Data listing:
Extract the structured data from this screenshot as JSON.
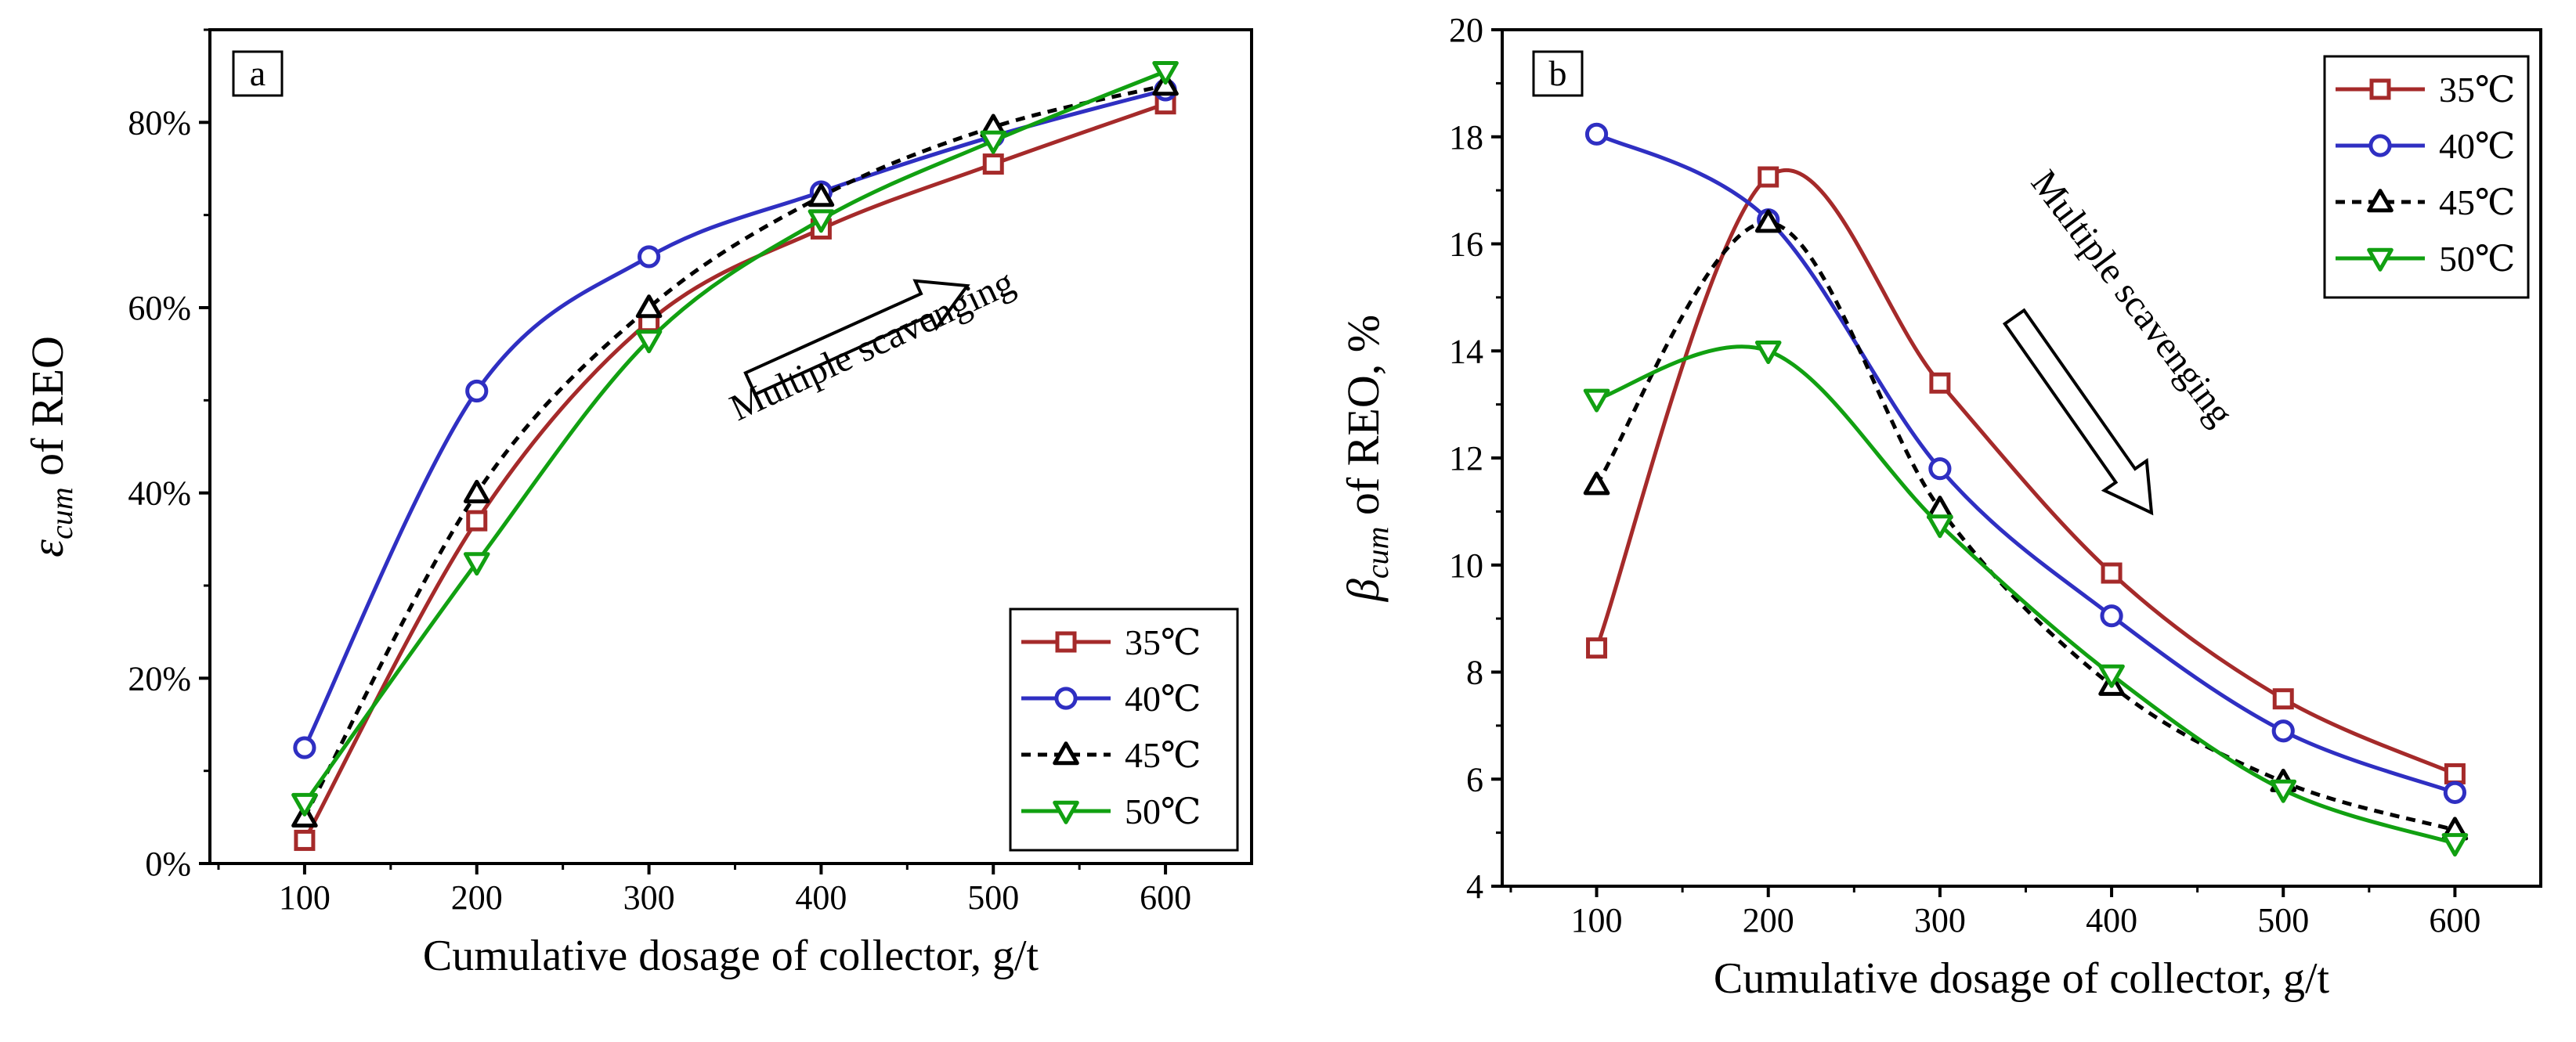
{
  "colors": {
    "35C": "#a52a2a",
    "40C": "#2f2fc2",
    "45C": "#000000",
    "50C": "#11a011",
    "axis": "#000000"
  },
  "chart_data": [
    {
      "type": "line",
      "panel_label": "a",
      "x": [
        100,
        200,
        300,
        400,
        500,
        600
      ],
      "xlabel": "Cumulative dosage of collector, g/t",
      "ylabel_symbol": "ε",
      "ylabel_sub": "cum",
      "ylabel_rest": " of REO",
      "xlim": [
        45,
        650
      ],
      "ylim": [
        0,
        90
      ],
      "xticks": [
        100,
        200,
        300,
        400,
        500,
        600
      ],
      "xtick_labels": [
        "100",
        "200",
        "300",
        "400",
        "500",
        "600"
      ],
      "yticks": [
        0,
        20,
        40,
        60,
        80
      ],
      "ytick_labels": [
        "0%",
        "20%",
        "40%",
        "60%",
        "80%"
      ],
      "annotation": "Multiple scavenging",
      "legend_position": "bottom-right",
      "series": [
        {
          "name": "35℃",
          "marker": "square",
          "dash": "solid",
          "values": [
            2.5,
            37,
            58.5,
            68.5,
            75.5,
            82
          ]
        },
        {
          "name": "40℃",
          "marker": "circle",
          "dash": "solid",
          "values": [
            12.5,
            51,
            65.5,
            72.5,
            78.5,
            83.5
          ]
        },
        {
          "name": "45℃",
          "marker": "triangle-up",
          "dash": "dashed",
          "values": [
            5,
            40,
            60,
            72,
            79.5,
            84
          ]
        },
        {
          "name": "50℃",
          "marker": "triangle-down",
          "dash": "solid",
          "values": [
            6.5,
            32.5,
            56.5,
            69.5,
            78,
            85.5
          ]
        }
      ]
    },
    {
      "type": "line",
      "panel_label": "b",
      "x": [
        100,
        200,
        300,
        400,
        500,
        600
      ],
      "xlabel": "Cumulative dosage of collector, g/t",
      "ylabel_symbol": "β",
      "ylabel_sub": "cum",
      "ylabel_rest": " of REO, %",
      "xlim": [
        45,
        650
      ],
      "ylim": [
        4,
        20
      ],
      "xticks": [
        100,
        200,
        300,
        400,
        500,
        600
      ],
      "xtick_labels": [
        "100",
        "200",
        "300",
        "400",
        "500",
        "600"
      ],
      "yticks": [
        4,
        6,
        8,
        10,
        12,
        14,
        16,
        18,
        20
      ],
      "ytick_labels": [
        "4",
        "6",
        "8",
        "10",
        "12",
        "14",
        "16",
        "18",
        "20"
      ],
      "annotation": "Multiple scavenging",
      "legend_position": "top-right",
      "series": [
        {
          "name": "35℃",
          "marker": "square",
          "dash": "solid",
          "values": [
            8.45,
            17.25,
            13.4,
            9.85,
            7.5,
            6.1
          ]
        },
        {
          "name": "40℃",
          "marker": "circle",
          "dash": "solid",
          "values": [
            18.05,
            16.45,
            11.8,
            9.05,
            6.9,
            5.75
          ]
        },
        {
          "name": "45℃",
          "marker": "triangle-up",
          "dash": "dashed",
          "values": [
            11.5,
            16.4,
            11.05,
            7.75,
            5.95,
            5.05
          ]
        },
        {
          "name": "50℃",
          "marker": "triangle-down",
          "dash": "solid",
          "values": [
            13.1,
            14.0,
            10.75,
            7.95,
            5.8,
            4.8
          ]
        }
      ]
    }
  ]
}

Task objective>
Nothing but the pictures may be dropped; output the records above exactly.

Solution for this exercise>
Extract the structured data from this screenshot as JSON.
{
  "colors": {
    "35C": "#a52a2a",
    "40C": "#2f2fc2",
    "45C": "#000000",
    "50C": "#11a011",
    "axis": "#000000"
  },
  "chart_data": [
    {
      "type": "line",
      "panel_label": "a",
      "x": [
        100,
        200,
        300,
        400,
        500,
        600
      ],
      "xlabel": "Cumulative dosage of collector, g/t",
      "ylabel_symbol": "ε",
      "ylabel_sub": "cum",
      "ylabel_rest": " of REO",
      "xlim": [
        45,
        650
      ],
      "ylim": [
        0,
        90
      ],
      "xticks": [
        100,
        200,
        300,
        400,
        500,
        600
      ],
      "xtick_labels": [
        "100",
        "200",
        "300",
        "400",
        "500",
        "600"
      ],
      "yticks": [
        0,
        20,
        40,
        60,
        80
      ],
      "ytick_labels": [
        "0%",
        "20%",
        "40%",
        "60%",
        "80%"
      ],
      "annotation": "Multiple scavenging",
      "legend_position": "bottom-right",
      "series": [
        {
          "name": "35℃",
          "marker": "square",
          "dash": "solid",
          "values": [
            2.5,
            37,
            58.5,
            68.5,
            75.5,
            82
          ]
        },
        {
          "name": "40℃",
          "marker": "circle",
          "dash": "solid",
          "values": [
            12.5,
            51,
            65.5,
            72.5,
            78.5,
            83.5
          ]
        },
        {
          "name": "45℃",
          "marker": "triangle-up",
          "dash": "dashed",
          "values": [
            5,
            40,
            60,
            72,
            79.5,
            84
          ]
        },
        {
          "name": "50℃",
          "marker": "triangle-down",
          "dash": "solid",
          "values": [
            6.5,
            32.5,
            56.5,
            69.5,
            78,
            85.5
          ]
        }
      ]
    },
    {
      "type": "line",
      "panel_label": "b",
      "x": [
        100,
        200,
        300,
        400,
        500,
        600
      ],
      "xlabel": "Cumulative dosage of collector, g/t",
      "ylabel_symbol": "β",
      "ylabel_sub": "cum",
      "ylabel_rest": " of REO, %",
      "xlim": [
        45,
        650
      ],
      "ylim": [
        4,
        20
      ],
      "xticks": [
        100,
        200,
        300,
        400,
        500,
        600
      ],
      "xtick_labels": [
        "100",
        "200",
        "300",
        "400",
        "500",
        "600"
      ],
      "yticks": [
        4,
        6,
        8,
        10,
        12,
        14,
        16,
        18,
        20
      ],
      "ytick_labels": [
        "4",
        "6",
        "8",
        "10",
        "12",
        "14",
        "16",
        "18",
        "20"
      ],
      "annotation": "Multiple scavenging",
      "legend_position": "top-right",
      "series": [
        {
          "name": "35℃",
          "marker": "square",
          "dash": "solid",
          "values": [
            8.45,
            17.25,
            13.4,
            9.85,
            7.5,
            6.1
          ]
        },
        {
          "name": "40℃",
          "marker": "circle",
          "dash": "solid",
          "values": [
            18.05,
            16.45,
            11.8,
            9.05,
            6.9,
            5.75
          ]
        },
        {
          "name": "45℃",
          "marker": "triangle-up",
          "dash": "dashed",
          "values": [
            11.5,
            16.4,
            11.05,
            7.75,
            5.95,
            5.05
          ]
        },
        {
          "name": "50℃",
          "marker": "triangle-down",
          "dash": "solid",
          "values": [
            13.1,
            14.0,
            10.75,
            7.95,
            5.8,
            4.8
          ]
        }
      ]
    }
  ]
}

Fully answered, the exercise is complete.